[START Dataset excerpts]
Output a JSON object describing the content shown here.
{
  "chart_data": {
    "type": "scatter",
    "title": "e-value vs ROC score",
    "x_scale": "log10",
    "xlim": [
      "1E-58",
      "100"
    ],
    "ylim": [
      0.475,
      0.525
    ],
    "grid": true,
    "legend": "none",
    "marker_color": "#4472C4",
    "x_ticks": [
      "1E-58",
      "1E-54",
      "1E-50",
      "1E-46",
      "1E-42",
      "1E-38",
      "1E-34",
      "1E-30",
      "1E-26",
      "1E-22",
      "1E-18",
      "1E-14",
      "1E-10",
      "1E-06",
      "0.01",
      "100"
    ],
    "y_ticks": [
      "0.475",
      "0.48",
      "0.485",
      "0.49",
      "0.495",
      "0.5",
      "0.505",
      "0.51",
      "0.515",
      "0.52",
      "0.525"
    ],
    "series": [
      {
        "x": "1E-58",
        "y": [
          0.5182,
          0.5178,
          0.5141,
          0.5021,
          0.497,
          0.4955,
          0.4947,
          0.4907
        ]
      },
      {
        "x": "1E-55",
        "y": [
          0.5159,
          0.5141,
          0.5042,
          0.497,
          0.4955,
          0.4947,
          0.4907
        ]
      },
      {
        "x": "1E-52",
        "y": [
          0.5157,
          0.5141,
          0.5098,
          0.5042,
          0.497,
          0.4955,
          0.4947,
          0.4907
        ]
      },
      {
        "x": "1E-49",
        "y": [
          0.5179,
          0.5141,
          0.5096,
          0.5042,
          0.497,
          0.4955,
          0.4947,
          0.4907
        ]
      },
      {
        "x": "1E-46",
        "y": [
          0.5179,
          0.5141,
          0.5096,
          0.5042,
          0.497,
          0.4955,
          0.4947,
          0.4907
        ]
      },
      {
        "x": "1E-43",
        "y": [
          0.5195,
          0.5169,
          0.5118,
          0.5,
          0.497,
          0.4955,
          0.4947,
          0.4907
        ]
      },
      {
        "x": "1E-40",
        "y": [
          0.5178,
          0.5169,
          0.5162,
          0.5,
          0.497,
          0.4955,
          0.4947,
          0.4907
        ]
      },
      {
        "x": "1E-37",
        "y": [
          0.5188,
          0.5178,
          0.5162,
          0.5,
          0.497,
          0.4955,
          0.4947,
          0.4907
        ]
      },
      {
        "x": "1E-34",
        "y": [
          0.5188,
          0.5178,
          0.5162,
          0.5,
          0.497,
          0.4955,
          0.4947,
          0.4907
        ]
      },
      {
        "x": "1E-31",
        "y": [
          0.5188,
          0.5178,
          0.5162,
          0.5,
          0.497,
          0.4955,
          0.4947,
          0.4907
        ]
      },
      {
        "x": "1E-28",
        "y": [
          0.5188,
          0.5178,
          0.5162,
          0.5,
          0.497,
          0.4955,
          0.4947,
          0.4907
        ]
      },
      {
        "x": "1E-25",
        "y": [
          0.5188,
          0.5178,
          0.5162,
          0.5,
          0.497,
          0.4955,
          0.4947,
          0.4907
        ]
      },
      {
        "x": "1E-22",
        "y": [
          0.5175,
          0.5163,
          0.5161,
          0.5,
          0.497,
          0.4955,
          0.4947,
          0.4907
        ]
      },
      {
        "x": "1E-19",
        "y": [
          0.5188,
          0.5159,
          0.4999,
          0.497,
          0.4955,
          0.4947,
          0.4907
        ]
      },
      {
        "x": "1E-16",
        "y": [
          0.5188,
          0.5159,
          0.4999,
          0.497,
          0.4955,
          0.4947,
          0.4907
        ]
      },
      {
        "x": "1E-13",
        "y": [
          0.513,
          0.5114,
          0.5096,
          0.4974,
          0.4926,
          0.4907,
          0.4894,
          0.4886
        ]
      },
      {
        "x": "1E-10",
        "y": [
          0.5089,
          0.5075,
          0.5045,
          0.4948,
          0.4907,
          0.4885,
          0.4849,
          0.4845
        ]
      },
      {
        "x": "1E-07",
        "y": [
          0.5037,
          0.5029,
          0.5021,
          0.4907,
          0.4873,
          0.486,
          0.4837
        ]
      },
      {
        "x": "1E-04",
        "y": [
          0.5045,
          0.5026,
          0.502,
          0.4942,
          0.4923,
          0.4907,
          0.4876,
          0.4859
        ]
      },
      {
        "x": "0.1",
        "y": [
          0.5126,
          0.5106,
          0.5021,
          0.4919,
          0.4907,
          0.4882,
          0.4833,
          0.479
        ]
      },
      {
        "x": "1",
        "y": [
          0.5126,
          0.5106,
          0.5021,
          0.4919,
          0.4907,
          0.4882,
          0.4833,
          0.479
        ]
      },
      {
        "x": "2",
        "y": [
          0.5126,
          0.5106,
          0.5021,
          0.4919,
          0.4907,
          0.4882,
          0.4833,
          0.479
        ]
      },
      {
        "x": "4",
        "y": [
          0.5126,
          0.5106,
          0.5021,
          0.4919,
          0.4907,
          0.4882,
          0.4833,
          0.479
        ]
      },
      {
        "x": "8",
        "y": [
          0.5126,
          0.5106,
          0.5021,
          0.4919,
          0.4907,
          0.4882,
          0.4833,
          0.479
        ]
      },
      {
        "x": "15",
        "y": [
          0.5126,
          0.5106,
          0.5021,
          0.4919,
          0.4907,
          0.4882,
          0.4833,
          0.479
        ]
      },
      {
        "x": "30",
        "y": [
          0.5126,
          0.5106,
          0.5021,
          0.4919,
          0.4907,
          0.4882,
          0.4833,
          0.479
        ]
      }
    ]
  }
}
[END Dataset excerpts]
_Problem_
Extract each line of the listing above, copying it word for word.

_Final answer_
Output a JSON object describing the content shown here.
{
  "chart_data": {
    "type": "scatter",
    "title": "e-value vs ROC score",
    "x_scale": "log10",
    "xlim": [
      "1E-58",
      "100"
    ],
    "ylim": [
      0.475,
      0.525
    ],
    "grid": true,
    "legend": "none",
    "marker_color": "#4472C4",
    "x_ticks": [
      "1E-58",
      "1E-54",
      "1E-50",
      "1E-46",
      "1E-42",
      "1E-38",
      "1E-34",
      "1E-30",
      "1E-26",
      "1E-22",
      "1E-18",
      "1E-14",
      "1E-10",
      "1E-06",
      "0.01",
      "100"
    ],
    "y_ticks": [
      "0.475",
      "0.48",
      "0.485",
      "0.49",
      "0.495",
      "0.5",
      "0.505",
      "0.51",
      "0.515",
      "0.52",
      "0.525"
    ],
    "series": [
      {
        "x": "1E-58",
        "y": [
          0.5182,
          0.5178,
          0.5141,
          0.5021,
          0.497,
          0.4955,
          0.4947,
          0.4907
        ]
      },
      {
        "x": "1E-55",
        "y": [
          0.5159,
          0.5141,
          0.5042,
          0.497,
          0.4955,
          0.4947,
          0.4907
        ]
      },
      {
        "x": "1E-52",
        "y": [
          0.5157,
          0.5141,
          0.5098,
          0.5042,
          0.497,
          0.4955,
          0.4947,
          0.4907
        ]
      },
      {
        "x": "1E-49",
        "y": [
          0.5179,
          0.5141,
          0.5096,
          0.5042,
          0.497,
          0.4955,
          0.4947,
          0.4907
        ]
      },
      {
        "x": "1E-46",
        "y": [
          0.5179,
          0.5141,
          0.5096,
          0.5042,
          0.497,
          0.4955,
          0.4947,
          0.4907
        ]
      },
      {
        "x": "1E-43",
        "y": [
          0.5195,
          0.5169,
          0.5118,
          0.5,
          0.497,
          0.4955,
          0.4947,
          0.4907
        ]
      },
      {
        "x": "1E-40",
        "y": [
          0.5178,
          0.5169,
          0.5162,
          0.5,
          0.497,
          0.4955,
          0.4947,
          0.4907
        ]
      },
      {
        "x": "1E-37",
        "y": [
          0.5188,
          0.5178,
          0.5162,
          0.5,
          0.497,
          0.4955,
          0.4947,
          0.4907
        ]
      },
      {
        "x": "1E-34",
        "y": [
          0.5188,
          0.5178,
          0.5162,
          0.5,
          0.497,
          0.4955,
          0.4947,
          0.4907
        ]
      },
      {
        "x": "1E-31",
        "y": [
          0.5188,
          0.5178,
          0.5162,
          0.5,
          0.497,
          0.4955,
          0.4947,
          0.4907
        ]
      },
      {
        "x": "1E-28",
        "y": [
          0.5188,
          0.5178,
          0.5162,
          0.5,
          0.497,
          0.4955,
          0.4947,
          0.4907
        ]
      },
      {
        "x": "1E-25",
        "y": [
          0.5188,
          0.5178,
          0.5162,
          0.5,
          0.497,
          0.4955,
          0.4947,
          0.4907
        ]
      },
      {
        "x": "1E-22",
        "y": [
          0.5175,
          0.5163,
          0.5161,
          0.5,
          0.497,
          0.4955,
          0.4947,
          0.4907
        ]
      },
      {
        "x": "1E-19",
        "y": [
          0.5188,
          0.5159,
          0.4999,
          0.497,
          0.4955,
          0.4947,
          0.4907
        ]
      },
      {
        "x": "1E-16",
        "y": [
          0.5188,
          0.5159,
          0.4999,
          0.497,
          0.4955,
          0.4947,
          0.4907
        ]
      },
      {
        "x": "1E-13",
        "y": [
          0.513,
          0.5114,
          0.5096,
          0.4974,
          0.4926,
          0.4907,
          0.4894,
          0.4886
        ]
      },
      {
        "x": "1E-10",
        "y": [
          0.5089,
          0.5075,
          0.5045,
          0.4948,
          0.4907,
          0.4885,
          0.4849,
          0.4845
        ]
      },
      {
        "x": "1E-07",
        "y": [
          0.5037,
          0.5029,
          0.5021,
          0.4907,
          0.4873,
          0.486,
          0.4837
        ]
      },
      {
        "x": "1E-04",
        "y": [
          0.5045,
          0.5026,
          0.502,
          0.4942,
          0.4923,
          0.4907,
          0.4876,
          0.4859
        ]
      },
      {
        "x": "0.1",
        "y": [
          0.5126,
          0.5106,
          0.5021,
          0.4919,
          0.4907,
          0.4882,
          0.4833,
          0.479
        ]
      },
      {
        "x": "1",
        "y": [
          0.5126,
          0.5106,
          0.5021,
          0.4919,
          0.4907,
          0.4882,
          0.4833,
          0.479
        ]
      },
      {
        "x": "2",
        "y": [
          0.5126,
          0.5106,
          0.5021,
          0.4919,
          0.4907,
          0.4882,
          0.4833,
          0.479
        ]
      },
      {
        "x": "4",
        "y": [
          0.5126,
          0.5106,
          0.5021,
          0.4919,
          0.4907,
          0.4882,
          0.4833,
          0.479
        ]
      },
      {
        "x": "8",
        "y": [
          0.5126,
          0.5106,
          0.5021,
          0.4919,
          0.4907,
          0.4882,
          0.4833,
          0.479
        ]
      },
      {
        "x": "15",
        "y": [
          0.5126,
          0.5106,
          0.5021,
          0.4919,
          0.4907,
          0.4882,
          0.4833,
          0.479
        ]
      },
      {
        "x": "30",
        "y": [
          0.5126,
          0.5106,
          0.5021,
          0.4919,
          0.4907,
          0.4882,
          0.4833,
          0.479
        ]
      }
    ]
  }
}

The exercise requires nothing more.